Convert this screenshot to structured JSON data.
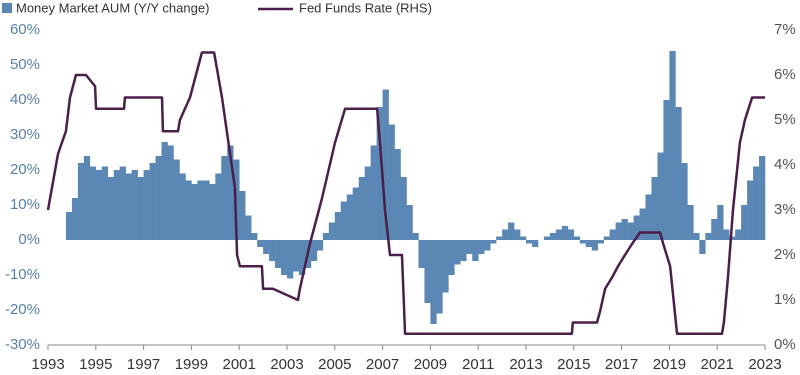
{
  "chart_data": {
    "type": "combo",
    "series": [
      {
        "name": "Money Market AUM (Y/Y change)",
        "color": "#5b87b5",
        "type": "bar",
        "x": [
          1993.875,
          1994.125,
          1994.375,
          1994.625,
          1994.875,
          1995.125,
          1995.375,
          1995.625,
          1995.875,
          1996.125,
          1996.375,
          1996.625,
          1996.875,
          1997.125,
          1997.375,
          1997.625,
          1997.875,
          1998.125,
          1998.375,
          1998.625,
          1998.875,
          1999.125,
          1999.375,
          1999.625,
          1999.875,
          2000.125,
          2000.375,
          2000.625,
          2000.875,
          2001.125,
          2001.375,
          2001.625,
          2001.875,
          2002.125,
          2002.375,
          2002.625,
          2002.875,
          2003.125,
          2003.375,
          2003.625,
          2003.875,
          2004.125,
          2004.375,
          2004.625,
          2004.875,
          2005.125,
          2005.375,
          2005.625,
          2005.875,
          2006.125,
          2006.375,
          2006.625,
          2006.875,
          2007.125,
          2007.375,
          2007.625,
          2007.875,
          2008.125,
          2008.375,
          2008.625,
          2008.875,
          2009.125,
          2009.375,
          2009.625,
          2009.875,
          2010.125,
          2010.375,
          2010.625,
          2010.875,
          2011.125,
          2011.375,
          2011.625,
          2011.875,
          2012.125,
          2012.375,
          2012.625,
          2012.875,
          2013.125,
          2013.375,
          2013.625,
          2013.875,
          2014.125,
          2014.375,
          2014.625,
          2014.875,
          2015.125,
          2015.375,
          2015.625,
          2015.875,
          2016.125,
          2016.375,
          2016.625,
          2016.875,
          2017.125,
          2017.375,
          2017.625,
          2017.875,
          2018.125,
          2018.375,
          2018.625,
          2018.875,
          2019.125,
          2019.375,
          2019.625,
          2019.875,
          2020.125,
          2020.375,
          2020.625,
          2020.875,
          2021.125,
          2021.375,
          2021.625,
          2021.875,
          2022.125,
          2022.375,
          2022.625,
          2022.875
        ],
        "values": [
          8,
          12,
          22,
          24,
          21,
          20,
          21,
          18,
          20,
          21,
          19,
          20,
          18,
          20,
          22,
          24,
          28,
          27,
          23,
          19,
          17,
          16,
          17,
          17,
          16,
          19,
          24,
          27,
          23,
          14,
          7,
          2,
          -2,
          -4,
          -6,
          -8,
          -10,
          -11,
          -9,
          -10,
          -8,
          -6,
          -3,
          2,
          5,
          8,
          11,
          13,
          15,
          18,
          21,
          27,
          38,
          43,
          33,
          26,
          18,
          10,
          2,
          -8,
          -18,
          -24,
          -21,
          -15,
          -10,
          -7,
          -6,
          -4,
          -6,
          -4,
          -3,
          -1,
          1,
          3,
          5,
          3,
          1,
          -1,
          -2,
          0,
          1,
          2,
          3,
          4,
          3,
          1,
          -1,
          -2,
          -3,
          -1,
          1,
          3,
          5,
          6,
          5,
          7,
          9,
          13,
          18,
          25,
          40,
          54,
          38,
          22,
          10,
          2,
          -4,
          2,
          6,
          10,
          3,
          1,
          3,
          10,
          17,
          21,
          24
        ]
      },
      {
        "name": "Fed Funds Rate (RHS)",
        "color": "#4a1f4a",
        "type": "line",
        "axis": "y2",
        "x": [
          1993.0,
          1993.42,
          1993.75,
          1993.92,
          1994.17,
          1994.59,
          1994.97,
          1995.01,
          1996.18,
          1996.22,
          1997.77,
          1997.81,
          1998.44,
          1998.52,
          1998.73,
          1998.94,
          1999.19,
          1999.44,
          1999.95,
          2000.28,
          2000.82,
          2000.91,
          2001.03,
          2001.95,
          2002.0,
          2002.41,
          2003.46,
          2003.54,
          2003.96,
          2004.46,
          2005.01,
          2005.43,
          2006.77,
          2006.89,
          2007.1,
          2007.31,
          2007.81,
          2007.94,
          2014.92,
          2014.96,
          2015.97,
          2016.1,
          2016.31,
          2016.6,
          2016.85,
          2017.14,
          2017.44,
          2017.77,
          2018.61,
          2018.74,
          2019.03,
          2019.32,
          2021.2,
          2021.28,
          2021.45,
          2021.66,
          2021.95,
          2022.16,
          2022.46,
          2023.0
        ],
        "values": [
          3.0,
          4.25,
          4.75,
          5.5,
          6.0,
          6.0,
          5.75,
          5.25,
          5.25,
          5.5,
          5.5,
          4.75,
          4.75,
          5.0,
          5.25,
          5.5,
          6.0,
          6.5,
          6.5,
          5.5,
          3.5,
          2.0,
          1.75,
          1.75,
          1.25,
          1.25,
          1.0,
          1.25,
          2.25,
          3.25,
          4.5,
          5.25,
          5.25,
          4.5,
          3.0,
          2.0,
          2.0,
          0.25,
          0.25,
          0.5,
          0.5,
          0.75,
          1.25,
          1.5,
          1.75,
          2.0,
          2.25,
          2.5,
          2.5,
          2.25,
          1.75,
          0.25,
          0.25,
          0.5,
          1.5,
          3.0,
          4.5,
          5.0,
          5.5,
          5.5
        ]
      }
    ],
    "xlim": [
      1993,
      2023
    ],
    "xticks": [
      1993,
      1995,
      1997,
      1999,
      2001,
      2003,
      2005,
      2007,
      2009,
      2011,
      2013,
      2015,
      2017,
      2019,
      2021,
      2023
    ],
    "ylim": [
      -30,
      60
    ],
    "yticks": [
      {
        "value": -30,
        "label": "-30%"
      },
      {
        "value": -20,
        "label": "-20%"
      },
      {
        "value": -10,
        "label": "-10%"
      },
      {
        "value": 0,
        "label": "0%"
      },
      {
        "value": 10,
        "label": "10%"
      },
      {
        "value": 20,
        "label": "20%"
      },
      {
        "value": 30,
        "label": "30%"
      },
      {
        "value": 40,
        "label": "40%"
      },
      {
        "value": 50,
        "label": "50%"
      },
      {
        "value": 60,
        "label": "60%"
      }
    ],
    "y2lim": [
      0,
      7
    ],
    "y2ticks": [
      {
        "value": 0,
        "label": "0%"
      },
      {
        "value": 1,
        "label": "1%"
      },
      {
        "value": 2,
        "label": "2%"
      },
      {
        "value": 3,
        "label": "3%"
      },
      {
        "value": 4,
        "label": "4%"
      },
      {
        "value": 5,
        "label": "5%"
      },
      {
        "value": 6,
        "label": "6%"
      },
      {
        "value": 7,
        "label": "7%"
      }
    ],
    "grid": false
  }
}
...
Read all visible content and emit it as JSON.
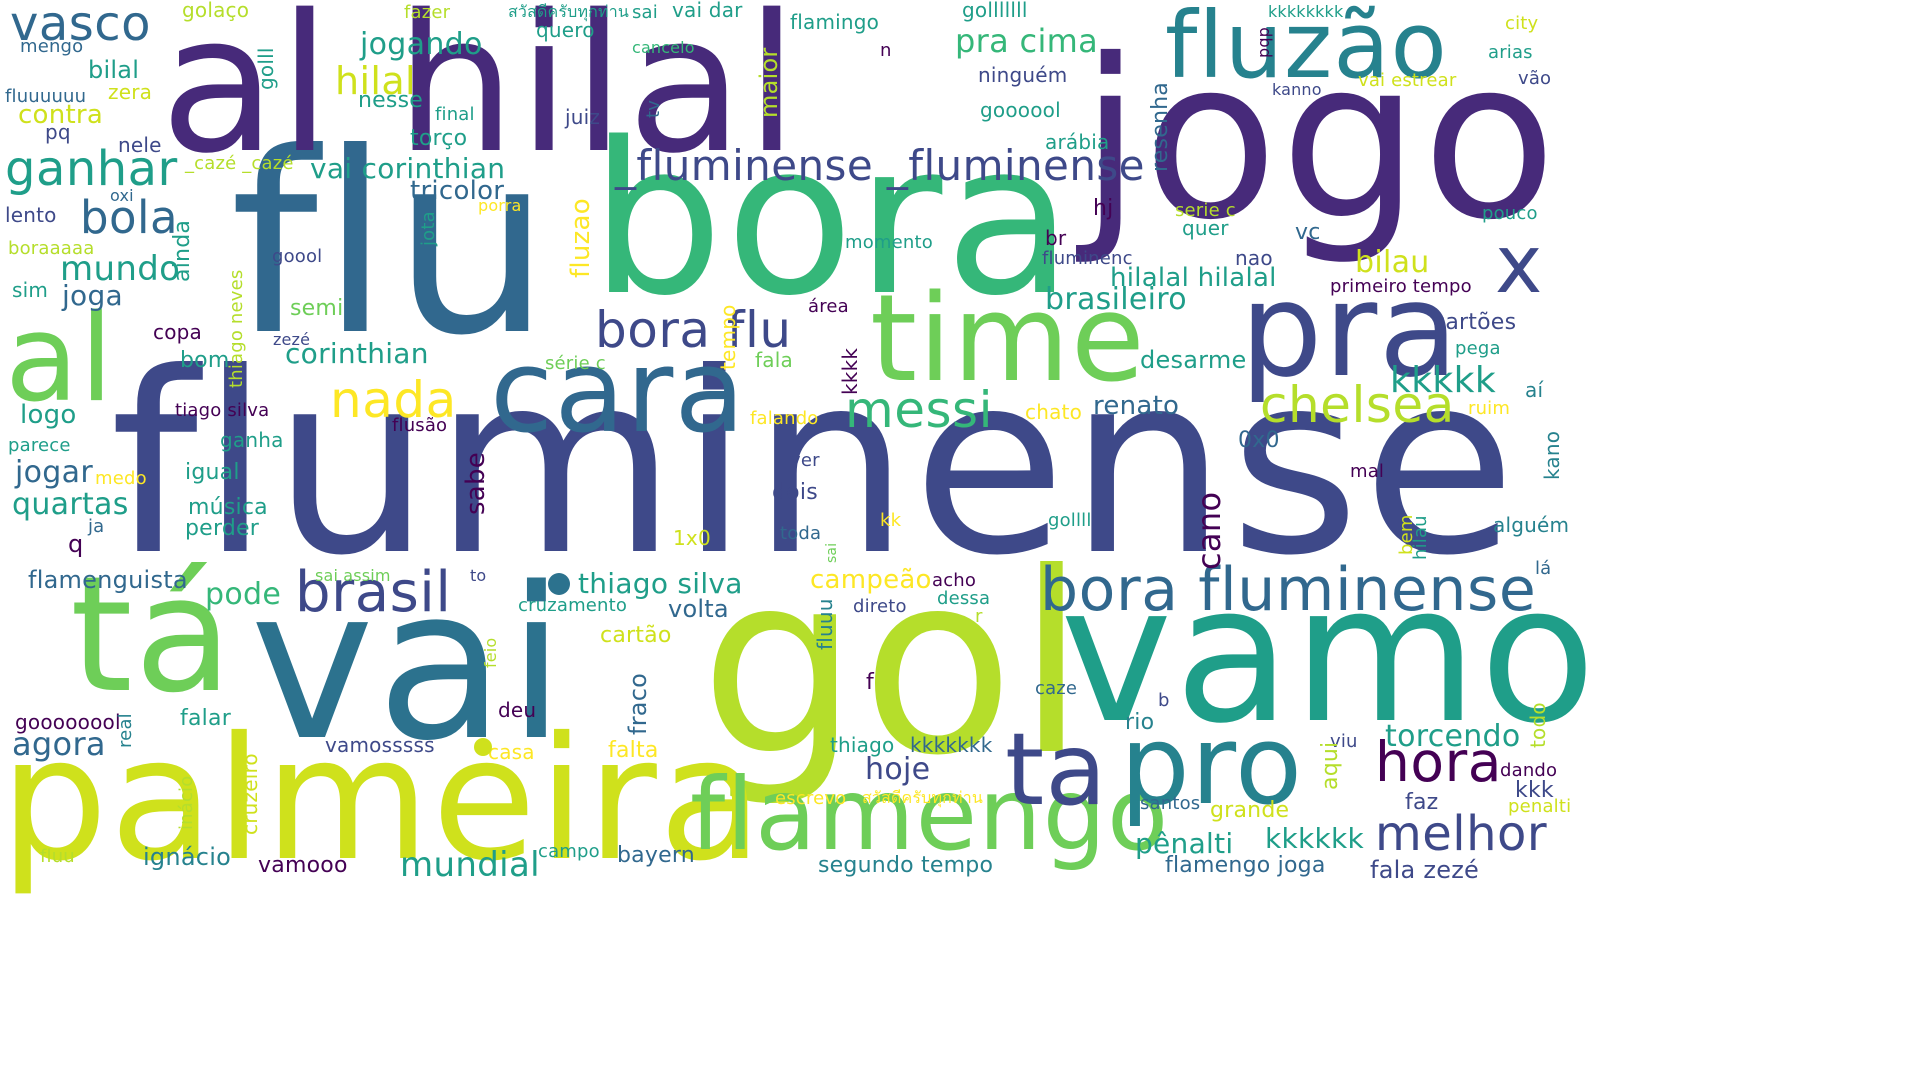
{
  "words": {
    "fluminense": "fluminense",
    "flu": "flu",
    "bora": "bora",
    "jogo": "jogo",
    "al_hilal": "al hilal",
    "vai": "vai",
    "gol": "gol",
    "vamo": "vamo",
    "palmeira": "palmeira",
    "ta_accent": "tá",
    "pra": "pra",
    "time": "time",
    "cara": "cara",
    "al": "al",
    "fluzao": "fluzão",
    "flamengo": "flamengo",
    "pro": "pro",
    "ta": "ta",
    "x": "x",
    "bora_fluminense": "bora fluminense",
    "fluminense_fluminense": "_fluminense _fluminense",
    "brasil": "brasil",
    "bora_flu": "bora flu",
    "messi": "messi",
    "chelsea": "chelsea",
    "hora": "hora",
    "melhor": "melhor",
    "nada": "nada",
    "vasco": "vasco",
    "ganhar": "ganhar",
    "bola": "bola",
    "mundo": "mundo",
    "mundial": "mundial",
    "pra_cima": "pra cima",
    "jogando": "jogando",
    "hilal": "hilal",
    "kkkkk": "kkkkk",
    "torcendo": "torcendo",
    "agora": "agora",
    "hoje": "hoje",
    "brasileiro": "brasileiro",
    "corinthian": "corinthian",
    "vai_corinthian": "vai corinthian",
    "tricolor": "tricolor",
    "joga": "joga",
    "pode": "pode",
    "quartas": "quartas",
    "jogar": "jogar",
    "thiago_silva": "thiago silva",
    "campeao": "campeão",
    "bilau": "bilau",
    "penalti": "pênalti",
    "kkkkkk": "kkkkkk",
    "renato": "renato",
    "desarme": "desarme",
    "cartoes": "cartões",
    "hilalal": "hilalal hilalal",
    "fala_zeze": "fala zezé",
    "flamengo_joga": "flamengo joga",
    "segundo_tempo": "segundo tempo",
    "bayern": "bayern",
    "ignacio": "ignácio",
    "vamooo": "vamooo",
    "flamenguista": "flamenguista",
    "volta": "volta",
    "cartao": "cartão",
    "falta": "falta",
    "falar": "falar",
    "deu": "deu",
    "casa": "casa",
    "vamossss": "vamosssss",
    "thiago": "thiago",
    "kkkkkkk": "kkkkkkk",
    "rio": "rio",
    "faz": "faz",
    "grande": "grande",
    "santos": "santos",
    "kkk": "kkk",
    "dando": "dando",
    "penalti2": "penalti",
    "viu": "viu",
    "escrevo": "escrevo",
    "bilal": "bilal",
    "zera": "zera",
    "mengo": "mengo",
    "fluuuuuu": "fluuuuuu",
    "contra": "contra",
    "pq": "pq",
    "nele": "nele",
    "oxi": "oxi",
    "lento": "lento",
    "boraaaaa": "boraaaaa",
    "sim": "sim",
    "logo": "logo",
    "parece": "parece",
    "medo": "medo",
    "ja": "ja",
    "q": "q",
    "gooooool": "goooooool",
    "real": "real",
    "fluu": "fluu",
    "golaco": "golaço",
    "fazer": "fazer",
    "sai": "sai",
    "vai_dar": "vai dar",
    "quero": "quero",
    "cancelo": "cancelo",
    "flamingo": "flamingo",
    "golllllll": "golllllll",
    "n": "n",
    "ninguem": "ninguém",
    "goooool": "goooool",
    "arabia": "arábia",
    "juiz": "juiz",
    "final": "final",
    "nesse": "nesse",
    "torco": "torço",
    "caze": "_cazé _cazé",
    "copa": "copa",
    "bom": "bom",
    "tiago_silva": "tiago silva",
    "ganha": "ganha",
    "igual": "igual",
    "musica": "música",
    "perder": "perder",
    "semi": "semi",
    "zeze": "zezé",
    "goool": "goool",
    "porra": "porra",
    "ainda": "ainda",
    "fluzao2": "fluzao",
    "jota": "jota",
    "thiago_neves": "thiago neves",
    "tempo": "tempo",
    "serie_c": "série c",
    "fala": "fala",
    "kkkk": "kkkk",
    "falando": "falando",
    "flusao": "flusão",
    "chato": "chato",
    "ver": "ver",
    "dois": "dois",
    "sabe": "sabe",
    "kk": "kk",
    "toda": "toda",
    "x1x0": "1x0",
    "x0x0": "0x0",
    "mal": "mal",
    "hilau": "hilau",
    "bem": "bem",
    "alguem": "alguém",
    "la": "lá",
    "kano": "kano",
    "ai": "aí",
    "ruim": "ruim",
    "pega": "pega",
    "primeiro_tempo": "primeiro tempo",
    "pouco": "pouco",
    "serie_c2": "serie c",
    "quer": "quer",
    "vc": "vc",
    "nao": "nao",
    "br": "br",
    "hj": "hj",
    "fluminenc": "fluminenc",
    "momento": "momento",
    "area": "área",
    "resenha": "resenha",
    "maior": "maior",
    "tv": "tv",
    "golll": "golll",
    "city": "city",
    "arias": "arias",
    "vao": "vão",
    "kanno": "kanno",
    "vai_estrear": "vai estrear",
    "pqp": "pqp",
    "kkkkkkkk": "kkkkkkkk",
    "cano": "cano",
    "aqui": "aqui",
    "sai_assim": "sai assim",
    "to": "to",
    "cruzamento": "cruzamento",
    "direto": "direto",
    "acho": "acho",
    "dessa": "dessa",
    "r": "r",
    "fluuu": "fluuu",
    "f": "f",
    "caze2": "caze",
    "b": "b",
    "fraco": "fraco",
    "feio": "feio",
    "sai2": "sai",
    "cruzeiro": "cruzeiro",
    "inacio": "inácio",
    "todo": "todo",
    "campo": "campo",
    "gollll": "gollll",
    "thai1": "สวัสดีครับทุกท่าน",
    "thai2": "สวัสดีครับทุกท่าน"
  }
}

What the task asks:
Pick out and copy every line that contains the word "JSON".

Right answer:
Convert this screenshot to structured JSON data.
Read all visible content and emit it as JSON.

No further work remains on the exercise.